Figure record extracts
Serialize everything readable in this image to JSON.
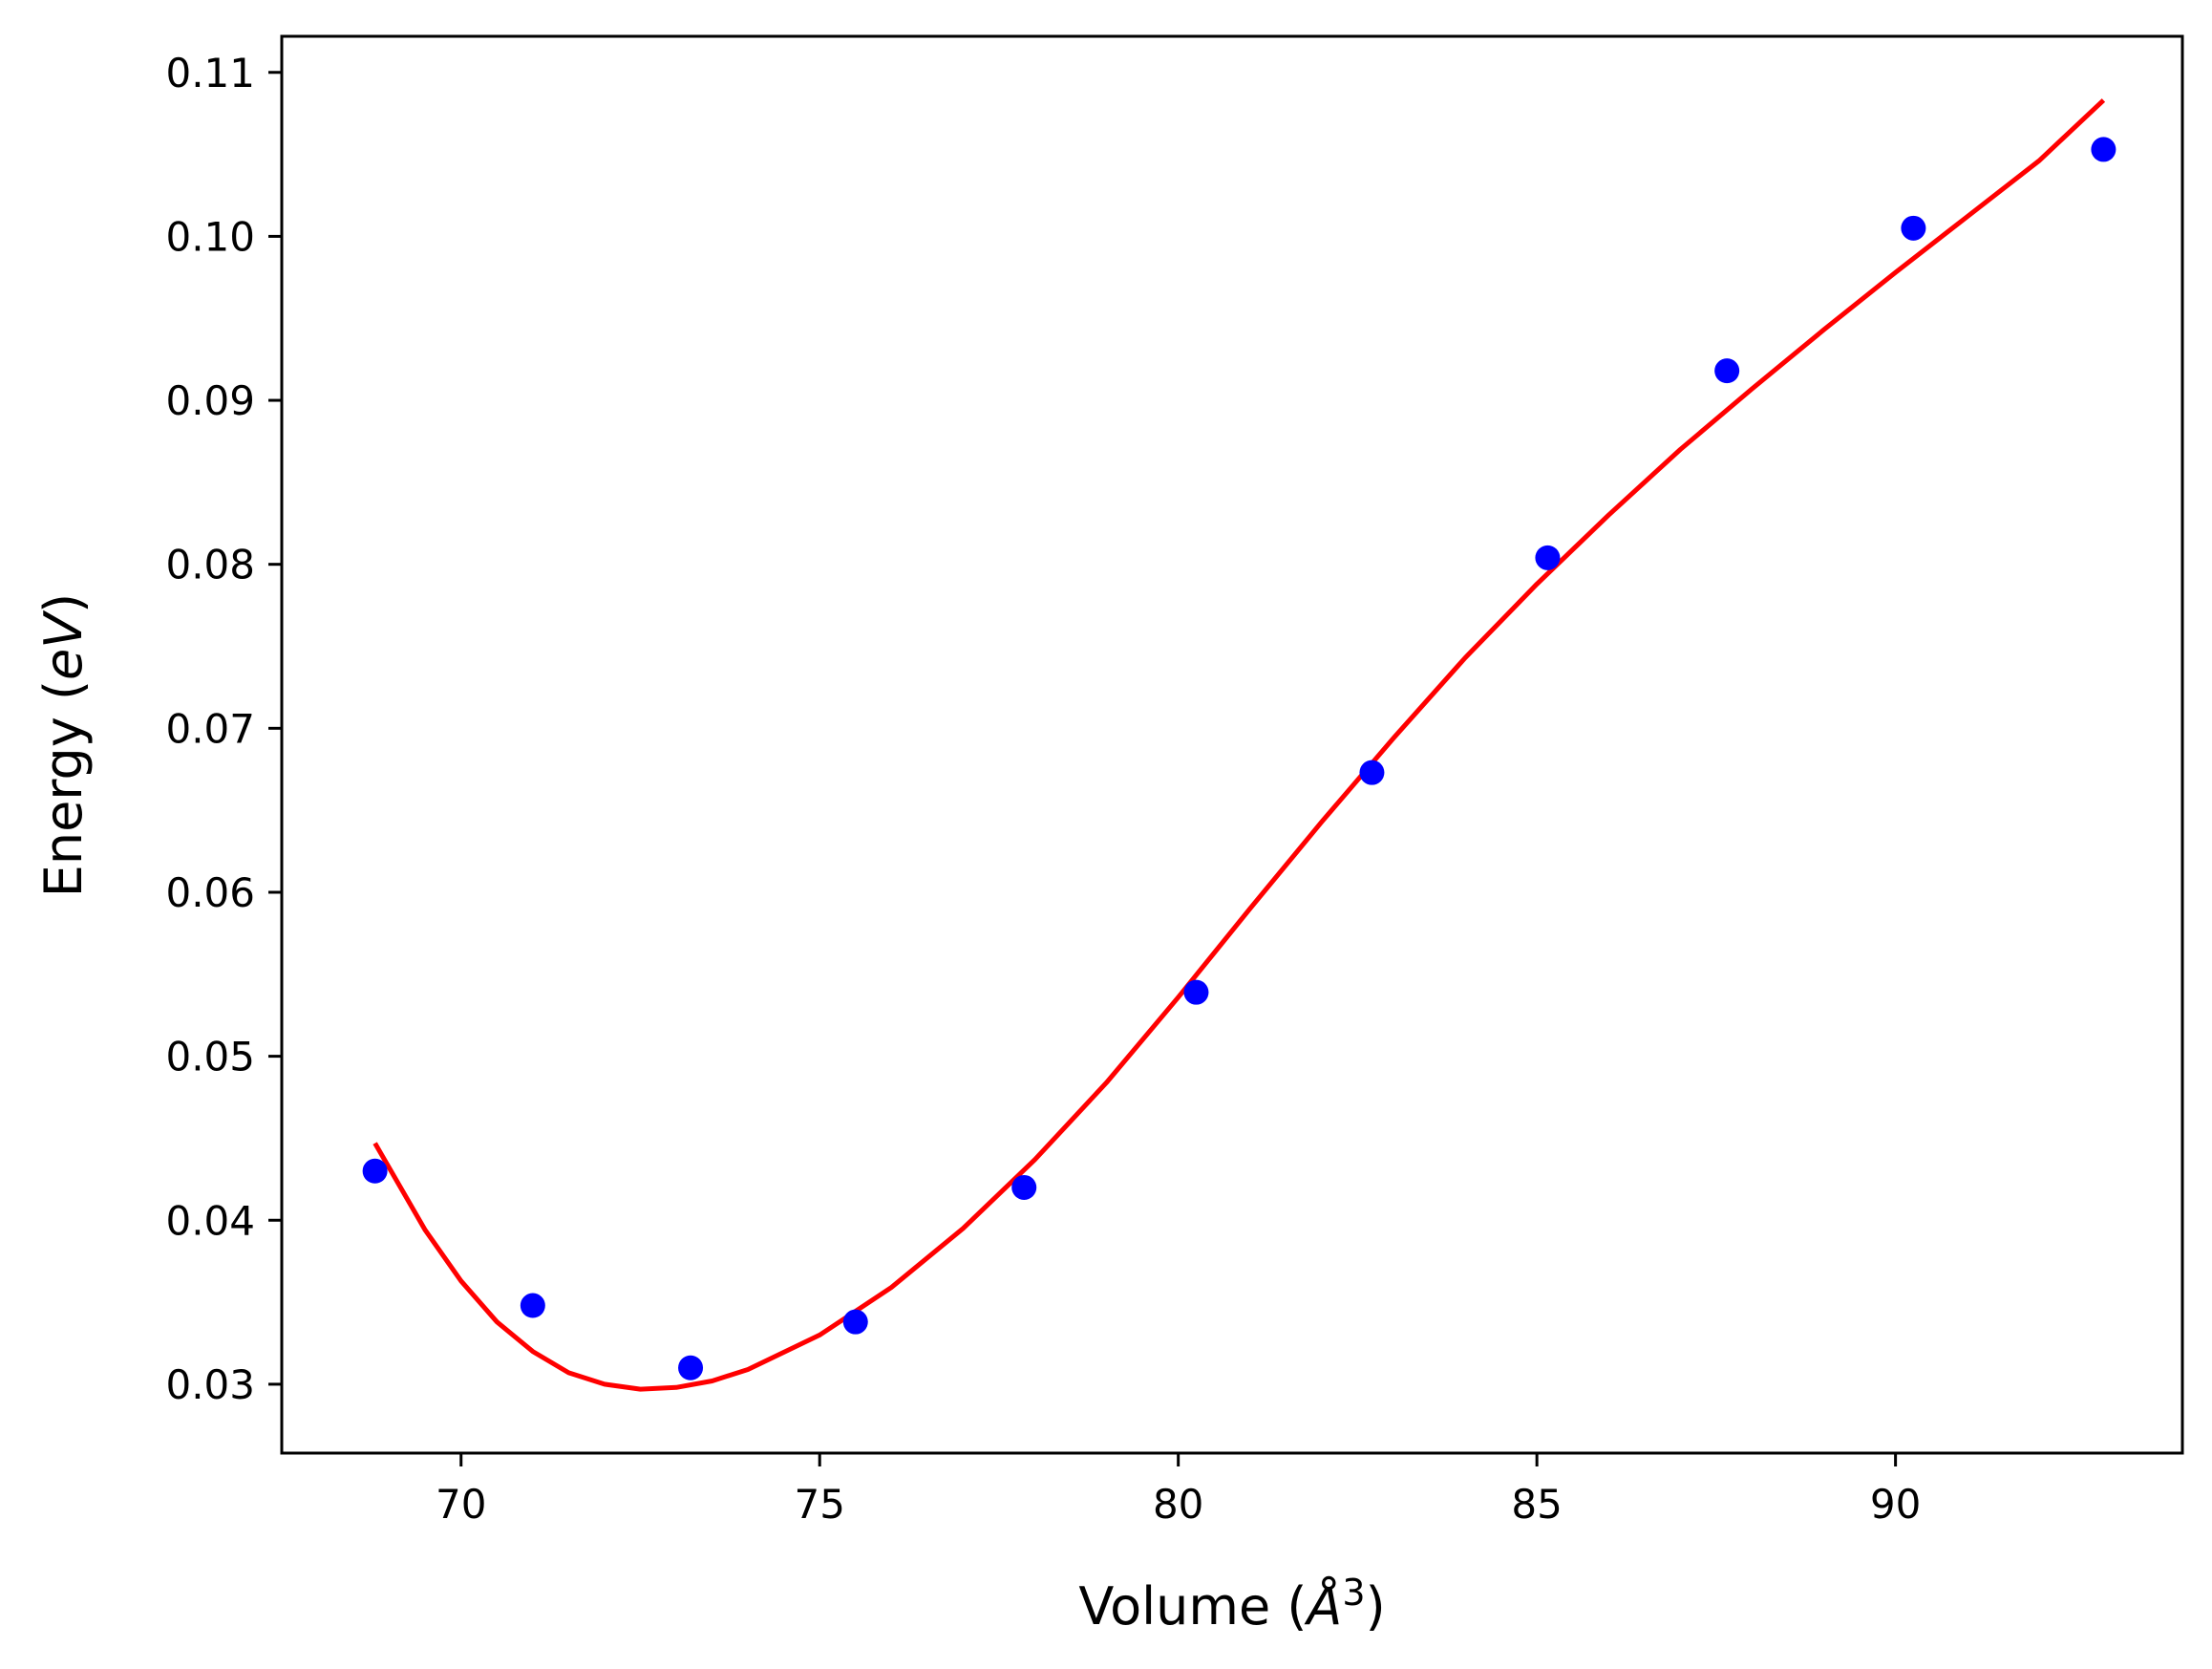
{
  "chart_data": {
    "type": "scatter",
    "xlabel": {
      "prefix": "Volume (",
      "symbol": "Å",
      "exponent": "3",
      "suffix": ")"
    },
    "ylabel": {
      "prefix": "Energy (",
      "symbol": "eV",
      "suffix": ")"
    },
    "xlim": [
      67.5,
      94.0
    ],
    "ylim": [
      0.0258,
      0.1122
    ],
    "xticks": [
      {
        "value": 70,
        "label": "70"
      },
      {
        "value": 75,
        "label": "75"
      },
      {
        "value": 80,
        "label": "80"
      },
      {
        "value": 85,
        "label": "85"
      },
      {
        "value": 90,
        "label": "90"
      }
    ],
    "yticks": [
      {
        "value": 0.03,
        "label": "0.03"
      },
      {
        "value": 0.04,
        "label": "0.04"
      },
      {
        "value": 0.05,
        "label": "0.05"
      },
      {
        "value": 0.06,
        "label": "0.06"
      },
      {
        "value": 0.07,
        "label": "0.07"
      },
      {
        "value": 0.08,
        "label": "0.08"
      },
      {
        "value": 0.09,
        "label": "0.09"
      },
      {
        "value": 0.1,
        "label": "0.10"
      },
      {
        "value": 0.11,
        "label": "0.11"
      }
    ],
    "grid": false,
    "series": [
      {
        "type": "scatter",
        "color": "#0000ff",
        "points": [
          {
            "x": 68.8,
            "y": 0.043
          },
          {
            "x": 71.0,
            "y": 0.0348
          },
          {
            "x": 73.2,
            "y": 0.031
          },
          {
            "x": 75.5,
            "y": 0.0338
          },
          {
            "x": 77.85,
            "y": 0.042
          },
          {
            "x": 80.25,
            "y": 0.0539
          },
          {
            "x": 82.7,
            "y": 0.0673
          },
          {
            "x": 85.15,
            "y": 0.0804
          },
          {
            "x": 87.65,
            "y": 0.0918
          },
          {
            "x": 90.25,
            "y": 0.1005
          },
          {
            "x": 92.9,
            "y": 0.1053
          }
        ]
      },
      {
        "type": "line",
        "color": "#ff0000",
        "points": [
          {
            "x": 68.8,
            "y": 0.0447
          },
          {
            "x": 69.5,
            "y": 0.0394
          },
          {
            "x": 70.0,
            "y": 0.0363
          },
          {
            "x": 70.5,
            "y": 0.0338
          },
          {
            "x": 71.0,
            "y": 0.032
          },
          {
            "x": 71.5,
            "y": 0.0307
          },
          {
            "x": 72.0,
            "y": 0.03
          },
          {
            "x": 72.5,
            "y": 0.0297
          },
          {
            "x": 73.0,
            "y": 0.0298
          },
          {
            "x": 73.5,
            "y": 0.0302
          },
          {
            "x": 74.0,
            "y": 0.0309
          },
          {
            "x": 75.0,
            "y": 0.033
          },
          {
            "x": 76.0,
            "y": 0.0359
          },
          {
            "x": 77.0,
            "y": 0.0395
          },
          {
            "x": 78.0,
            "y": 0.0437
          },
          {
            "x": 79.0,
            "y": 0.0484
          },
          {
            "x": 80.0,
            "y": 0.0536
          },
          {
            "x": 81.0,
            "y": 0.059
          },
          {
            "x": 82.0,
            "y": 0.0643
          },
          {
            "x": 83.0,
            "y": 0.0694
          },
          {
            "x": 84.0,
            "y": 0.0743
          },
          {
            "x": 85.0,
            "y": 0.0788
          },
          {
            "x": 86.0,
            "y": 0.083
          },
          {
            "x": 87.0,
            "y": 0.087
          },
          {
            "x": 88.0,
            "y": 0.0907
          },
          {
            "x": 89.0,
            "y": 0.0943
          },
          {
            "x": 90.0,
            "y": 0.0978
          },
          {
            "x": 91.0,
            "y": 0.1012
          },
          {
            "x": 92.0,
            "y": 0.1046
          },
          {
            "x": 92.9,
            "y": 0.1083
          }
        ]
      }
    ]
  }
}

▸ **To do**
Quote all of the entries word for word, omitting any pictures.

▸ **Problem solution**
Serialize everything readable in this image to JSON.
{
  "chart_data": {
    "type": "scatter",
    "xlabel": {
      "prefix": "Volume (",
      "symbol": "Å",
      "exponent": "3",
      "suffix": ")"
    },
    "ylabel": {
      "prefix": "Energy (",
      "symbol": "eV",
      "suffix": ")"
    },
    "xlim": [
      67.5,
      94.0
    ],
    "ylim": [
      0.0258,
      0.1122
    ],
    "xticks": [
      {
        "value": 70,
        "label": "70"
      },
      {
        "value": 75,
        "label": "75"
      },
      {
        "value": 80,
        "label": "80"
      },
      {
        "value": 85,
        "label": "85"
      },
      {
        "value": 90,
        "label": "90"
      }
    ],
    "yticks": [
      {
        "value": 0.03,
        "label": "0.03"
      },
      {
        "value": 0.04,
        "label": "0.04"
      },
      {
        "value": 0.05,
        "label": "0.05"
      },
      {
        "value": 0.06,
        "label": "0.06"
      },
      {
        "value": 0.07,
        "label": "0.07"
      },
      {
        "value": 0.08,
        "label": "0.08"
      },
      {
        "value": 0.09,
        "label": "0.09"
      },
      {
        "value": 0.1,
        "label": "0.10"
      },
      {
        "value": 0.11,
        "label": "0.11"
      }
    ],
    "grid": false,
    "series": [
      {
        "type": "scatter",
        "color": "#0000ff",
        "points": [
          {
            "x": 68.8,
            "y": 0.043
          },
          {
            "x": 71.0,
            "y": 0.0348
          },
          {
            "x": 73.2,
            "y": 0.031
          },
          {
            "x": 75.5,
            "y": 0.0338
          },
          {
            "x": 77.85,
            "y": 0.042
          },
          {
            "x": 80.25,
            "y": 0.0539
          },
          {
            "x": 82.7,
            "y": 0.0673
          },
          {
            "x": 85.15,
            "y": 0.0804
          },
          {
            "x": 87.65,
            "y": 0.0918
          },
          {
            "x": 90.25,
            "y": 0.1005
          },
          {
            "x": 92.9,
            "y": 0.1053
          }
        ]
      },
      {
        "type": "line",
        "color": "#ff0000",
        "points": [
          {
            "x": 68.8,
            "y": 0.0447
          },
          {
            "x": 69.5,
            "y": 0.0394
          },
          {
            "x": 70.0,
            "y": 0.0363
          },
          {
            "x": 70.5,
            "y": 0.0338
          },
          {
            "x": 71.0,
            "y": 0.032
          },
          {
            "x": 71.5,
            "y": 0.0307
          },
          {
            "x": 72.0,
            "y": 0.03
          },
          {
            "x": 72.5,
            "y": 0.0297
          },
          {
            "x": 73.0,
            "y": 0.0298
          },
          {
            "x": 73.5,
            "y": 0.0302
          },
          {
            "x": 74.0,
            "y": 0.0309
          },
          {
            "x": 75.0,
            "y": 0.033
          },
          {
            "x": 76.0,
            "y": 0.0359
          },
          {
            "x": 77.0,
            "y": 0.0395
          },
          {
            "x": 78.0,
            "y": 0.0437
          },
          {
            "x": 79.0,
            "y": 0.0484
          },
          {
            "x": 80.0,
            "y": 0.0536
          },
          {
            "x": 81.0,
            "y": 0.059
          },
          {
            "x": 82.0,
            "y": 0.0643
          },
          {
            "x": 83.0,
            "y": 0.0694
          },
          {
            "x": 84.0,
            "y": 0.0743
          },
          {
            "x": 85.0,
            "y": 0.0788
          },
          {
            "x": 86.0,
            "y": 0.083
          },
          {
            "x": 87.0,
            "y": 0.087
          },
          {
            "x": 88.0,
            "y": 0.0907
          },
          {
            "x": 89.0,
            "y": 0.0943
          },
          {
            "x": 90.0,
            "y": 0.0978
          },
          {
            "x": 91.0,
            "y": 0.1012
          },
          {
            "x": 92.0,
            "y": 0.1046
          },
          {
            "x": 92.9,
            "y": 0.1083
          }
        ]
      }
    ]
  }
}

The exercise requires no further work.